↓
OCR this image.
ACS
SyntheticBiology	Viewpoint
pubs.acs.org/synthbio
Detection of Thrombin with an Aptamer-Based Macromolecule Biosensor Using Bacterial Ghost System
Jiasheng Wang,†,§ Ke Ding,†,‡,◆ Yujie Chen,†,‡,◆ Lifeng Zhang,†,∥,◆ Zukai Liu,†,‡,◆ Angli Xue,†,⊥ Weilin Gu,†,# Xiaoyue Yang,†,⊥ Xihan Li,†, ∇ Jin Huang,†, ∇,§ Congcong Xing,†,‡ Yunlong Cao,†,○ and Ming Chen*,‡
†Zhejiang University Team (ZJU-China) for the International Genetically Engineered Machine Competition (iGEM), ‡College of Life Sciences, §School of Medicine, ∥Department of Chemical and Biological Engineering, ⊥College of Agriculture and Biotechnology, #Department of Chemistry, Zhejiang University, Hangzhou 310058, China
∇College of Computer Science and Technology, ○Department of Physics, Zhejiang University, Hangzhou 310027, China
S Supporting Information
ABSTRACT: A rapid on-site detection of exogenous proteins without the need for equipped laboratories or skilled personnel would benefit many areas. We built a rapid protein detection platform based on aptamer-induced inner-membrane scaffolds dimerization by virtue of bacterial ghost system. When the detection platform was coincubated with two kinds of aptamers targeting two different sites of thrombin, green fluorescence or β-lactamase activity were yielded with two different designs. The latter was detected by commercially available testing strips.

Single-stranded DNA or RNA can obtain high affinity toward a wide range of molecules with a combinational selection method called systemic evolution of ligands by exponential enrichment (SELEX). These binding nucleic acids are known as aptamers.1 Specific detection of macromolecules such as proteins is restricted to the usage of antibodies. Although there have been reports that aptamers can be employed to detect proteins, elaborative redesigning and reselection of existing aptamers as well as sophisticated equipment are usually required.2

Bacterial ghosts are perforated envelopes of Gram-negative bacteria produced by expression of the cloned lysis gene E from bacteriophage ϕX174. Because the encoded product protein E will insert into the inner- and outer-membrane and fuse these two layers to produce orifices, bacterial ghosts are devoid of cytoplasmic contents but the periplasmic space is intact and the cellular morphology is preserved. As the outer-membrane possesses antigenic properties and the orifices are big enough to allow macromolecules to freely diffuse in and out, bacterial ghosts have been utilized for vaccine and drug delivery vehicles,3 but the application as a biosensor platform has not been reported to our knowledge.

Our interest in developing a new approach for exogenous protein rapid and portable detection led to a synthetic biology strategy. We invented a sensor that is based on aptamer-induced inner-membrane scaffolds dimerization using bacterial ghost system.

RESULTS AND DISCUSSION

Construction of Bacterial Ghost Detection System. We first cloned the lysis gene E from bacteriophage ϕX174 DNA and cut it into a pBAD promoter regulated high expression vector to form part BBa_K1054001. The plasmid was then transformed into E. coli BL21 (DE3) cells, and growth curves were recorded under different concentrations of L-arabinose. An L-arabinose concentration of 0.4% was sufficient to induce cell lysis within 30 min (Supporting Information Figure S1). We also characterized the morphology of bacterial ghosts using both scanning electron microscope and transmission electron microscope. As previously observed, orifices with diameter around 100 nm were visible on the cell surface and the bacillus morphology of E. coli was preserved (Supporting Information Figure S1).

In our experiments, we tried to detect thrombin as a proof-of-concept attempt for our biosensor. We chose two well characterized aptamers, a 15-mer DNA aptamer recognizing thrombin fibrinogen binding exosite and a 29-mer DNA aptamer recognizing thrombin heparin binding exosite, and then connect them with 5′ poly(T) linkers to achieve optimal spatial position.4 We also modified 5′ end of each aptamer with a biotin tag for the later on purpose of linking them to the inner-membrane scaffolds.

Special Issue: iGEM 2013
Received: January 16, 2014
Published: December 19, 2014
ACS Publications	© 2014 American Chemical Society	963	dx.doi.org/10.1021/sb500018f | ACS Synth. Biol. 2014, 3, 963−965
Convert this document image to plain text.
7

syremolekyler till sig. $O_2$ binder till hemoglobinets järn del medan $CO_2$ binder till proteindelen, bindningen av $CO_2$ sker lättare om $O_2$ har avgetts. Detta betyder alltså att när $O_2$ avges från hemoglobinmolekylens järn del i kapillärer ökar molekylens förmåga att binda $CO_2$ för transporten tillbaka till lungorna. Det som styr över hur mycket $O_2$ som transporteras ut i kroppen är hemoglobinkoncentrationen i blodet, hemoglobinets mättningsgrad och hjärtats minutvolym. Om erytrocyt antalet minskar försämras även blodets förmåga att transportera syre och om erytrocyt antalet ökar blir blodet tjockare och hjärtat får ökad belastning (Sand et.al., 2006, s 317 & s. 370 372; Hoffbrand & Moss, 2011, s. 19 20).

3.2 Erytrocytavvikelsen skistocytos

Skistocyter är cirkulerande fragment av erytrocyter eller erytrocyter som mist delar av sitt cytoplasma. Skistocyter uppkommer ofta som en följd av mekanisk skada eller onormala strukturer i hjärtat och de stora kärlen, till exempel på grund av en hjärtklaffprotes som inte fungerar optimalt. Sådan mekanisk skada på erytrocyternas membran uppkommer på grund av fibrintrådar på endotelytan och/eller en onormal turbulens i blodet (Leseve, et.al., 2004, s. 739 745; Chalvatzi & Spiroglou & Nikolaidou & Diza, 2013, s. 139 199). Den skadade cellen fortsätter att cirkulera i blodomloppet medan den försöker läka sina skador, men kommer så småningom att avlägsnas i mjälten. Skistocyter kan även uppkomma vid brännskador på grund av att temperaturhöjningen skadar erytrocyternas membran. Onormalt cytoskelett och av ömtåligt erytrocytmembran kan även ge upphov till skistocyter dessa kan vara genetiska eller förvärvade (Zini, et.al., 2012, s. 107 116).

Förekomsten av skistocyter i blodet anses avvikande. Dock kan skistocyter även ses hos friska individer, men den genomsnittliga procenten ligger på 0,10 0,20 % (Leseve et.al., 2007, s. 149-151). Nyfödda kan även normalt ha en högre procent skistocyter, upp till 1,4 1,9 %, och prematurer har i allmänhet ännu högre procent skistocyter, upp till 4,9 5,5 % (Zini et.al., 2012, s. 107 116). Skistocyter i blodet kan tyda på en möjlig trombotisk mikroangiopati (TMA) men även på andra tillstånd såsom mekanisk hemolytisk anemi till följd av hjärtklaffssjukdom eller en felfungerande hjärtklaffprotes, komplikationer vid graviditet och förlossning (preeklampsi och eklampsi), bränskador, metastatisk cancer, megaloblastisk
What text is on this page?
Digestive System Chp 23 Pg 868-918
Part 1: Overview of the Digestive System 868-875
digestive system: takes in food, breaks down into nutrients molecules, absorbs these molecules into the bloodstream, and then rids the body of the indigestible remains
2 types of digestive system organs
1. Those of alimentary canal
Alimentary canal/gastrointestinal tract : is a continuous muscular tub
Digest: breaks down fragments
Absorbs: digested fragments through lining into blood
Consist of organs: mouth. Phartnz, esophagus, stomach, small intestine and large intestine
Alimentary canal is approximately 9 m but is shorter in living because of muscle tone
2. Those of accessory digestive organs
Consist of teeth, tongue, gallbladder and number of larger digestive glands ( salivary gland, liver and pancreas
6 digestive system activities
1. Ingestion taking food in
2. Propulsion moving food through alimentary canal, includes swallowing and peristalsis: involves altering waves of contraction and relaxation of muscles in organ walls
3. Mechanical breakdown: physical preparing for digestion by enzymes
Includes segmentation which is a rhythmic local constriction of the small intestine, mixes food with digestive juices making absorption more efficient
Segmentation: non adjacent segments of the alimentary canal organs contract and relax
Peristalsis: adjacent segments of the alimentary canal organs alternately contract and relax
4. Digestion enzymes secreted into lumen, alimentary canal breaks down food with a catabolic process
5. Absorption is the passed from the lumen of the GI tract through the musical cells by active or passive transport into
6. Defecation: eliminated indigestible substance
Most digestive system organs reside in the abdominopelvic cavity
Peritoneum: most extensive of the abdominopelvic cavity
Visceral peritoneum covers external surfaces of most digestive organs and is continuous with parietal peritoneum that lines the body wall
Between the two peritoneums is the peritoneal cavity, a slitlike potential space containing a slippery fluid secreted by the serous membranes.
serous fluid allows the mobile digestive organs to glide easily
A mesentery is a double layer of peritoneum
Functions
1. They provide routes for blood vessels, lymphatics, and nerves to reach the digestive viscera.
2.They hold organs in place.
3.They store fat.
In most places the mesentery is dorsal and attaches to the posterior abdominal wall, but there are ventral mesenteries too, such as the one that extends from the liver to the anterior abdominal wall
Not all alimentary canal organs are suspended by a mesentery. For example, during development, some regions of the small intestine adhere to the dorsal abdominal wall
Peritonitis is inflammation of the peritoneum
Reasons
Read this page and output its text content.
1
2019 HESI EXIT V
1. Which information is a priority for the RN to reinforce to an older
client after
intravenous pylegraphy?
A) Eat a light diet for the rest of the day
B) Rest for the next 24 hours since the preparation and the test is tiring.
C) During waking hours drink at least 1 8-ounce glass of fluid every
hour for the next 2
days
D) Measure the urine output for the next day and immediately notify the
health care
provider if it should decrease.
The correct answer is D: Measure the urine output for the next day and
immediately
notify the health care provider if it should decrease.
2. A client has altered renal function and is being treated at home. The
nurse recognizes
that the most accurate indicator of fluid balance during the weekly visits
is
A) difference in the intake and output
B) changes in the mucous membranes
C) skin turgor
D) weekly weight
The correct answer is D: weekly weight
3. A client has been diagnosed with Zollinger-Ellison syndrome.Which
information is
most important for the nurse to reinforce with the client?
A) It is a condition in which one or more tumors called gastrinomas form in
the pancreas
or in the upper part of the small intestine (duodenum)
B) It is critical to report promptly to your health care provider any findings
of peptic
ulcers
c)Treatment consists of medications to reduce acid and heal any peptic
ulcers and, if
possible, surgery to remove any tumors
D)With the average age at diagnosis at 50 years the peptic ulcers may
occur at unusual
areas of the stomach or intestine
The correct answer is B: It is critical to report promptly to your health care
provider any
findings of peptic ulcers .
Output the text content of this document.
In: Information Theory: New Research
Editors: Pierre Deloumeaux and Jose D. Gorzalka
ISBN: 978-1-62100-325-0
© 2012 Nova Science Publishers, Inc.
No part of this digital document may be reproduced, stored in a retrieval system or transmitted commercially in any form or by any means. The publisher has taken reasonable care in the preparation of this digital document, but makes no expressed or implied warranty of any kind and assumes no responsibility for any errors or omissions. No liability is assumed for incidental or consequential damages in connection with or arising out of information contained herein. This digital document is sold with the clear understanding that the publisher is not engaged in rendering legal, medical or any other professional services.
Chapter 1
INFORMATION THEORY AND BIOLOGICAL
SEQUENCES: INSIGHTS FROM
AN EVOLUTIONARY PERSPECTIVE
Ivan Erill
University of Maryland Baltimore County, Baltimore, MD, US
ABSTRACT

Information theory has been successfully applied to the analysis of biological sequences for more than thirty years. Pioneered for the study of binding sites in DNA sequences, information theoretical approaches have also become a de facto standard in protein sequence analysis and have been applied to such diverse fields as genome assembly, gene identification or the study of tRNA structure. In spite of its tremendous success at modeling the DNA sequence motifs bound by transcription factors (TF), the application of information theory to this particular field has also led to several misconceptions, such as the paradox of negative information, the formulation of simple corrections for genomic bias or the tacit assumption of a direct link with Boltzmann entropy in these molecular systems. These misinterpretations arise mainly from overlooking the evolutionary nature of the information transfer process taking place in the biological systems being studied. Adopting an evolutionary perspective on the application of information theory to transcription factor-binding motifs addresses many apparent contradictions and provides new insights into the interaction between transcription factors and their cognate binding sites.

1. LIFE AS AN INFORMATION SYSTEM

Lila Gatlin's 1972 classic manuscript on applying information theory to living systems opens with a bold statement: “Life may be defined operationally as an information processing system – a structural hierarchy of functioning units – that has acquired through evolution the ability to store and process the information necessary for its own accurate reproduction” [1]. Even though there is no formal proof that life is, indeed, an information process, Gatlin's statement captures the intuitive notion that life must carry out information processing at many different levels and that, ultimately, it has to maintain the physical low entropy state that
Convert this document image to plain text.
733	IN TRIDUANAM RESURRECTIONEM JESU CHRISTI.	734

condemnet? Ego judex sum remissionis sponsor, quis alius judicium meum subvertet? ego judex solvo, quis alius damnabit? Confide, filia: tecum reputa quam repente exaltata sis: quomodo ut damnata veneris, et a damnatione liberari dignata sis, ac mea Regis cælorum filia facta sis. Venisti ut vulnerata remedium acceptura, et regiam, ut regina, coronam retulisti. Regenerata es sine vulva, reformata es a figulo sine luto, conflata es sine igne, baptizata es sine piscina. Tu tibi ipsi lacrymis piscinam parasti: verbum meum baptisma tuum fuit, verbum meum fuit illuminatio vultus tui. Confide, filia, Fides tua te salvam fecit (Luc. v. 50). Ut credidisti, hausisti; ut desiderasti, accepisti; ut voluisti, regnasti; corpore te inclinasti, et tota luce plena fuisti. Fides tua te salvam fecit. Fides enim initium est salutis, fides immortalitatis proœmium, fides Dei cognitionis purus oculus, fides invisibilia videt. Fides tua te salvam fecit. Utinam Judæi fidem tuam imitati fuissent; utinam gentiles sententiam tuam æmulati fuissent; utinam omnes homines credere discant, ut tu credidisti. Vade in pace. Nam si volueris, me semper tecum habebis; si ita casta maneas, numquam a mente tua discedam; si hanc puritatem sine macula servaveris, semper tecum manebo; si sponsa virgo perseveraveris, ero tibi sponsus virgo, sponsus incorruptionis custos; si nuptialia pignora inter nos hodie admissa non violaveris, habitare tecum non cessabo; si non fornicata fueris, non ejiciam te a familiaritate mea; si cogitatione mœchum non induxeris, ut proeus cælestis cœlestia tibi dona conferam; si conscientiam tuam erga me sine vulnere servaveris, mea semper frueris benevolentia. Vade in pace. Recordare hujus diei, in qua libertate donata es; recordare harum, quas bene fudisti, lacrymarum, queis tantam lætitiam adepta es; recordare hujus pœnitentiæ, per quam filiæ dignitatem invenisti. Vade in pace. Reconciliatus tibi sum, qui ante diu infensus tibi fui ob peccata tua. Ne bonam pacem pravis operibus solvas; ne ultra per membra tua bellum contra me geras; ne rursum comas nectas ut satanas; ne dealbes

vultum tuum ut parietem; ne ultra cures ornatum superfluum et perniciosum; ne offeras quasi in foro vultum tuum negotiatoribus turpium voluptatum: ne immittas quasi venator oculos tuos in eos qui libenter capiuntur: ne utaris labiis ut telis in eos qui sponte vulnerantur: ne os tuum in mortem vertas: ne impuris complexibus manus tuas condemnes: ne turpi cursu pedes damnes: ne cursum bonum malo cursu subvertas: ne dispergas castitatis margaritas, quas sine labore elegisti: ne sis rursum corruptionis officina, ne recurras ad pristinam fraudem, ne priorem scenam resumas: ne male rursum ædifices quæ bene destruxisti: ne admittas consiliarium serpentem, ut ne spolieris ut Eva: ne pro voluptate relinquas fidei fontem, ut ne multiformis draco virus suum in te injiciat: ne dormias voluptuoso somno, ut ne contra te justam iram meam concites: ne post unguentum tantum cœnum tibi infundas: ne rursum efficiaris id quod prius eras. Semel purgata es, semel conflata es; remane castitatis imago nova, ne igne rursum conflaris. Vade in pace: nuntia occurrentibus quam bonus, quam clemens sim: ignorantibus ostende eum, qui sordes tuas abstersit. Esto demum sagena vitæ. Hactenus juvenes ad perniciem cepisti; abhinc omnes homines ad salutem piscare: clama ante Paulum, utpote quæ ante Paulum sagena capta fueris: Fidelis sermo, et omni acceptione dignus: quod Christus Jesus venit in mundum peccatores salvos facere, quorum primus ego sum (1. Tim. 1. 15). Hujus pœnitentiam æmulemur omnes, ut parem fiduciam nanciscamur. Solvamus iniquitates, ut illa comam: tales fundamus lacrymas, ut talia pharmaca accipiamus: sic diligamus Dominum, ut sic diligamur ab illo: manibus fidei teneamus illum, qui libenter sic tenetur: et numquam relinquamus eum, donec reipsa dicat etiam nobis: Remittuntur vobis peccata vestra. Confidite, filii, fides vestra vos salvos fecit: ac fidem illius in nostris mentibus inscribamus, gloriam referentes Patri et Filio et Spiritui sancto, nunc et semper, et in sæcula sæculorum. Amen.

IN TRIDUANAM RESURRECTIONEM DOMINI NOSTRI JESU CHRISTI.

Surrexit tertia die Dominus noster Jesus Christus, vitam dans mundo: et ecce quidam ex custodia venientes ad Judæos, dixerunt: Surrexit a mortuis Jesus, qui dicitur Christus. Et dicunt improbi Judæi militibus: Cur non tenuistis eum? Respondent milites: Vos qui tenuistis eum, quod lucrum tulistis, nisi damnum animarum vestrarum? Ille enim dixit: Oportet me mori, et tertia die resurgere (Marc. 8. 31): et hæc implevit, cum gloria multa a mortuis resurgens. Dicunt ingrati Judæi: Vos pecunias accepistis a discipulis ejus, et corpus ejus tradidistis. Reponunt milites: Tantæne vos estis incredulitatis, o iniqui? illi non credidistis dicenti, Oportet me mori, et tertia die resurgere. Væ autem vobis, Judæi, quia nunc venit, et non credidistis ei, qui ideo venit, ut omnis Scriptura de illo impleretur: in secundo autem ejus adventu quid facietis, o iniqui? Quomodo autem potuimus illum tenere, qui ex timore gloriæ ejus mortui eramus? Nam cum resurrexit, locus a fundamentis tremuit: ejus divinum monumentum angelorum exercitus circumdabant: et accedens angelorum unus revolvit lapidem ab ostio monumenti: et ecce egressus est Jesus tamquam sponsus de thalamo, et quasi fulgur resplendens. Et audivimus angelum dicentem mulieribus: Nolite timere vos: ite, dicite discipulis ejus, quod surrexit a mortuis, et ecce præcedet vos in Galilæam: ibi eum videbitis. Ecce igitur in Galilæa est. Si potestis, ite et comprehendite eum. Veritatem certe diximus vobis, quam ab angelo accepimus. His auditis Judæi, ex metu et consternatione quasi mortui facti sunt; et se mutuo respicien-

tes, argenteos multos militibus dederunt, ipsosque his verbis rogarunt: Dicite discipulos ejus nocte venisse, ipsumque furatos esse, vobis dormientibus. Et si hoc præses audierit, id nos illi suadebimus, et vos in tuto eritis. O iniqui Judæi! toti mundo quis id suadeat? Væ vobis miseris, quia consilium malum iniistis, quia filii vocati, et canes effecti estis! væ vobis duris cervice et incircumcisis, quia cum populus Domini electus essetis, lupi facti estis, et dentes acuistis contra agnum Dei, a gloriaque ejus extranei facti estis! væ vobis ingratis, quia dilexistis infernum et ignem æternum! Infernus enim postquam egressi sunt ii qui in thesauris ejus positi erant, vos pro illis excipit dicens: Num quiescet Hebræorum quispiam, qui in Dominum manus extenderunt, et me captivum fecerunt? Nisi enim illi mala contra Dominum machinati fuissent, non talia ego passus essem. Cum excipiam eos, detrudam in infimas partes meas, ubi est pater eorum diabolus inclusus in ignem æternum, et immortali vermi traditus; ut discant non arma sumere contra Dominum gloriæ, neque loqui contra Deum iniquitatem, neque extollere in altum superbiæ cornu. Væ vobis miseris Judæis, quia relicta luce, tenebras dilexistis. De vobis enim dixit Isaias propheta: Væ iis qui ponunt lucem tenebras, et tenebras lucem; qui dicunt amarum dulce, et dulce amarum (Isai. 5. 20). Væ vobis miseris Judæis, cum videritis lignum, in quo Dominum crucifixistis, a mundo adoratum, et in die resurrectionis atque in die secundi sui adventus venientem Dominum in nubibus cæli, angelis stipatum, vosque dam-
↑
The answer is a single number: how many lines in the data above hold the string "induced".

* **THE ANSWER**: 2